(Figure dataset records)
------

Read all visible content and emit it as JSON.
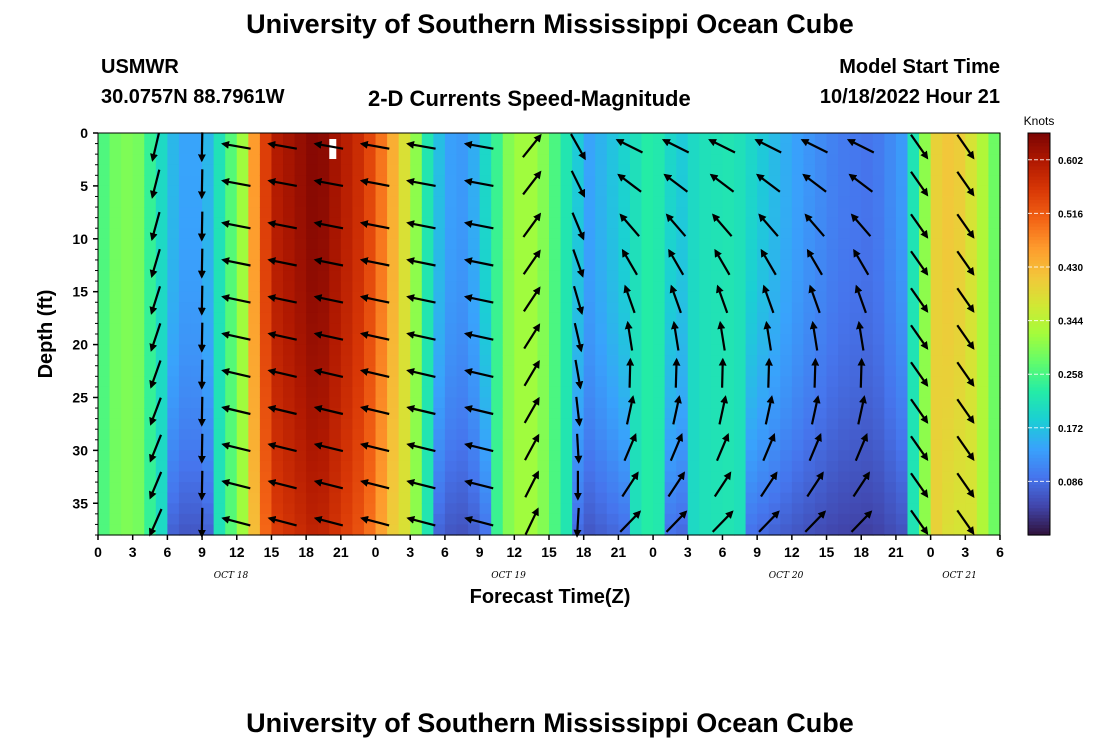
{
  "page": {
    "title_top": "University of Southern Mississippi Ocean Cube",
    "title_bottom": "University of Southern Mississippi Ocean Cube",
    "station_name": "USMWR",
    "station_coords": "30.0757N  88.7961W",
    "plot_title": "2-D Currents Speed-Magnitude",
    "model_start_label": "Model Start Time",
    "model_start_value": "10/18/2022 Hour 21"
  },
  "chart_data": {
    "type": "heatmap",
    "title": "2-D Currents Speed-Magnitude",
    "xlabel": "Forecast Time(Z)",
    "ylabel": "Depth (ft)",
    "x_ticks": [
      "0",
      "3",
      "6",
      "9",
      "12",
      "15",
      "18",
      "21",
      "0",
      "3",
      "6",
      "9",
      "12",
      "15",
      "18",
      "21",
      "0",
      "3",
      "6",
      "9",
      "12",
      "15",
      "18",
      "21",
      "0",
      "3",
      "6"
    ],
    "x_date_labels": [
      {
        "label": "OCT 18",
        "hour": 11.5
      },
      {
        "label": "OCT 19",
        "hour": 35.5
      },
      {
        "label": "OCT 20",
        "hour": 59.5
      },
      {
        "label": "OCT 21",
        "hour": 74.5
      }
    ],
    "xlim": [
      0,
      78
    ],
    "y_ticks": [
      0,
      5,
      10,
      15,
      20,
      25,
      30,
      35
    ],
    "ylim": [
      0,
      38
    ],
    "y_inverted": true,
    "colorbar": {
      "title": "Knots",
      "ticks": [
        "0.602",
        "0.516",
        "0.430",
        "0.344",
        "0.258",
        "0.172",
        "0.086"
      ],
      "range": [
        0,
        0.645
      ],
      "colors": [
        "#30123b",
        "#4145ab",
        "#4675ed",
        "#39a2fc",
        "#1bcfd4",
        "#24eca6",
        "#61fc6c",
        "#a4fc3b",
        "#d1e834",
        "#f3c63a",
        "#fe9b2d",
        "#f36315",
        "#d93806",
        "#b11901",
        "#7a0403"
      ]
    },
    "speed_profile": {
      "hours": [
        0,
        2,
        3.5,
        5,
        6.5,
        8,
        9.5,
        11,
        12.5,
        13.5,
        15,
        19,
        21,
        23,
        25,
        27,
        28.5,
        30,
        31.5,
        32.5,
        34,
        35.5,
        37,
        38.5,
        40,
        42.5,
        45,
        47.5,
        49,
        50,
        52,
        55,
        58,
        61,
        64,
        67,
        69.5,
        71,
        72.5,
        74,
        76,
        78
      ],
      "surface_speed_knots": [
        0.25,
        0.3,
        0.29,
        0.22,
        0.16,
        0.13,
        0.16,
        0.24,
        0.32,
        0.46,
        0.59,
        0.64,
        0.6,
        0.56,
        0.47,
        0.35,
        0.22,
        0.14,
        0.13,
        0.15,
        0.22,
        0.3,
        0.33,
        0.3,
        0.24,
        0.14,
        0.18,
        0.23,
        0.22,
        0.17,
        0.21,
        0.22,
        0.17,
        0.13,
        0.1,
        0.09,
        0.13,
        0.26,
        0.4,
        0.42,
        0.36,
        0.26
      ]
    },
    "vectors": {
      "hours": [
        5,
        9,
        12,
        16,
        20,
        24,
        28,
        33,
        37.5,
        41.5,
        46,
        50,
        54,
        58,
        62,
        66,
        71,
        75
      ],
      "depths_ft": [
        0.5,
        4,
        8,
        11.5,
        15,
        18.5,
        22,
        25.5,
        29,
        32.5,
        36
      ],
      "direction_note": "arrows point toward the flow direction"
    }
  }
}
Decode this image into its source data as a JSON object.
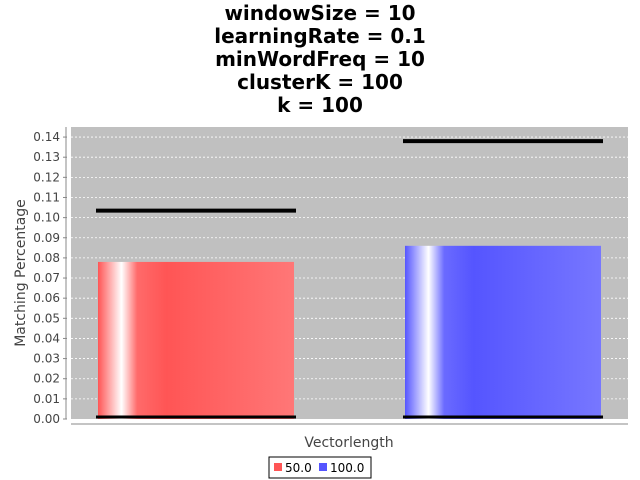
{
  "chart_data": {
    "type": "bar",
    "title_lines": [
      "windowSize = 10",
      "learningRate = 0.1",
      "minWordFreq = 10",
      "clusterK = 100",
      "k = 100"
    ],
    "xlabel": "Vectorlength",
    "ylabel": "Matching Percentage",
    "ylim": [
      0,
      0.145
    ],
    "yticks": [
      "0.00",
      "0.01",
      "0.02",
      "0.03",
      "0.04",
      "0.05",
      "0.06",
      "0.07",
      "0.08",
      "0.09",
      "0.10",
      "0.11",
      "0.12",
      "0.13",
      "0.14"
    ],
    "grid": true,
    "legend_position": "bottom-center",
    "series": [
      {
        "name": "50.0",
        "value": 0.078,
        "error_high": 0.1035,
        "error_low": 0.0,
        "color": "#ff5555"
      },
      {
        "name": "100.0",
        "value": 0.086,
        "error_high": 0.138,
        "error_low": 0.0,
        "color": "#5555ff"
      }
    ],
    "plot_background": "#c0c0c0"
  }
}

------

**WHAT THIS TASK INVOLVES**
Quote the material in full and exactly; do not carry over its pictures.

**FULL OUTPUT**
Read all visible content and emit it as JSON.
{
  "page": {
    "title_top": "University of Southern Mississippi Ocean Cube",
    "title_bottom": "University of Southern Mississippi Ocean Cube",
    "station_name": "USMWR",
    "station_coords": "30.0757N  88.7961W",
    "plot_title": "2-D Currents Speed-Magnitude",
    "model_start_label": "Model Start Time",
    "model_start_value": "10/18/2022 Hour 21"
  },
  "chart_data": {
    "type": "heatmap",
    "title": "2-D Currents Speed-Magnitude",
    "xlabel": "Forecast Time(Z)",
    "ylabel": "Depth (ft)",
    "x_ticks": [
      "0",
      "3",
      "6",
      "9",
      "12",
      "15",
      "18",
      "21",
      "0",
      "3",
      "6",
      "9",
      "12",
      "15",
      "18",
      "21",
      "0",
      "3",
      "6",
      "9",
      "12",
      "15",
      "18",
      "21",
      "0",
      "3",
      "6"
    ],
    "x_date_labels": [
      {
        "label": "OCT 18",
        "hour": 11.5
      },
      {
        "label": "OCT 19",
        "hour": 35.5
      },
      {
        "label": "OCT 20",
        "hour": 59.5
      },
      {
        "label": "OCT 21",
        "hour": 74.5
      }
    ],
    "xlim": [
      0,
      78
    ],
    "y_ticks": [
      0,
      5,
      10,
      15,
      20,
      25,
      30,
      35
    ],
    "ylim": [
      0,
      38
    ],
    "y_inverted": true,
    "colorbar": {
      "title": "Knots",
      "ticks": [
        "0.602",
        "0.516",
        "0.430",
        "0.344",
        "0.258",
        "0.172",
        "0.086"
      ],
      "range": [
        0,
        0.645
      ],
      "colors": [
        "#30123b",
        "#4145ab",
        "#4675ed",
        "#39a2fc",
        "#1bcfd4",
        "#24eca6",
        "#61fc6c",
        "#a4fc3b",
        "#d1e834",
        "#f3c63a",
        "#fe9b2d",
        "#f36315",
        "#d93806",
        "#b11901",
        "#7a0403"
      ]
    },
    "speed_profile": {
      "hours": [
        0,
        2,
        3.5,
        5,
        6.5,
        8,
        9.5,
        11,
        12.5,
        13.5,
        15,
        19,
        21,
        23,
        25,
        27,
        28.5,
        30,
        31.5,
        32.5,
        34,
        35.5,
        37,
        38.5,
        40,
        42.5,
        45,
        47.5,
        49,
        50,
        52,
        55,
        58,
        61,
        64,
        67,
        69.5,
        71,
        72.5,
        74,
        76,
        78
      ],
      "surface_speed_knots": [
        0.25,
        0.3,
        0.29,
        0.22,
        0.16,
        0.13,
        0.16,
        0.24,
        0.32,
        0.46,
        0.59,
        0.64,
        0.6,
        0.56,
        0.47,
        0.35,
        0.22,
        0.14,
        0.13,
        0.15,
        0.22,
        0.3,
        0.33,
        0.3,
        0.24,
        0.14,
        0.18,
        0.23,
        0.22,
        0.17,
        0.21,
        0.22,
        0.17,
        0.13,
        0.1,
        0.09,
        0.13,
        0.26,
        0.4,
        0.42,
        0.36,
        0.26
      ]
    },
    "vectors": {
      "hours": [
        5,
        9,
        12,
        16,
        20,
        24,
        28,
        33,
        37.5,
        41.5,
        46,
        50,
        54,
        58,
        62,
        66,
        71,
        75
      ],
      "depths_ft": [
        0.5,
        4,
        8,
        11.5,
        15,
        18.5,
        22,
        25.5,
        29,
        32.5,
        36
      ],
      "direction_note": "arrows point toward the flow direction"
    }
  }
}
Decode this image into its source data as a JSON object.
{
  "chart_data": {
    "type": "bar",
    "title_lines": [
      "windowSize = 10",
      "learningRate = 0.1",
      "minWordFreq = 10",
      "clusterK = 100",
      "k = 100"
    ],
    "xlabel": "Vectorlength",
    "ylabel": "Matching Percentage",
    "ylim": [
      0,
      0.145
    ],
    "yticks": [
      "0.00",
      "0.01",
      "0.02",
      "0.03",
      "0.04",
      "0.05",
      "0.06",
      "0.07",
      "0.08",
      "0.09",
      "0.10",
      "0.11",
      "0.12",
      "0.13",
      "0.14"
    ],
    "grid": true,
    "legend_position": "bottom-center",
    "series": [
      {
        "name": "50.0",
        "value": 0.078,
        "error_high": 0.1035,
        "error_low": 0.0,
        "color": "#ff5555"
      },
      {
        "name": "100.0",
        "value": 0.086,
        "error_high": 0.138,
        "error_low": 0.0,
        "color": "#5555ff"
      }
    ],
    "plot_background": "#c0c0c0"
  }
}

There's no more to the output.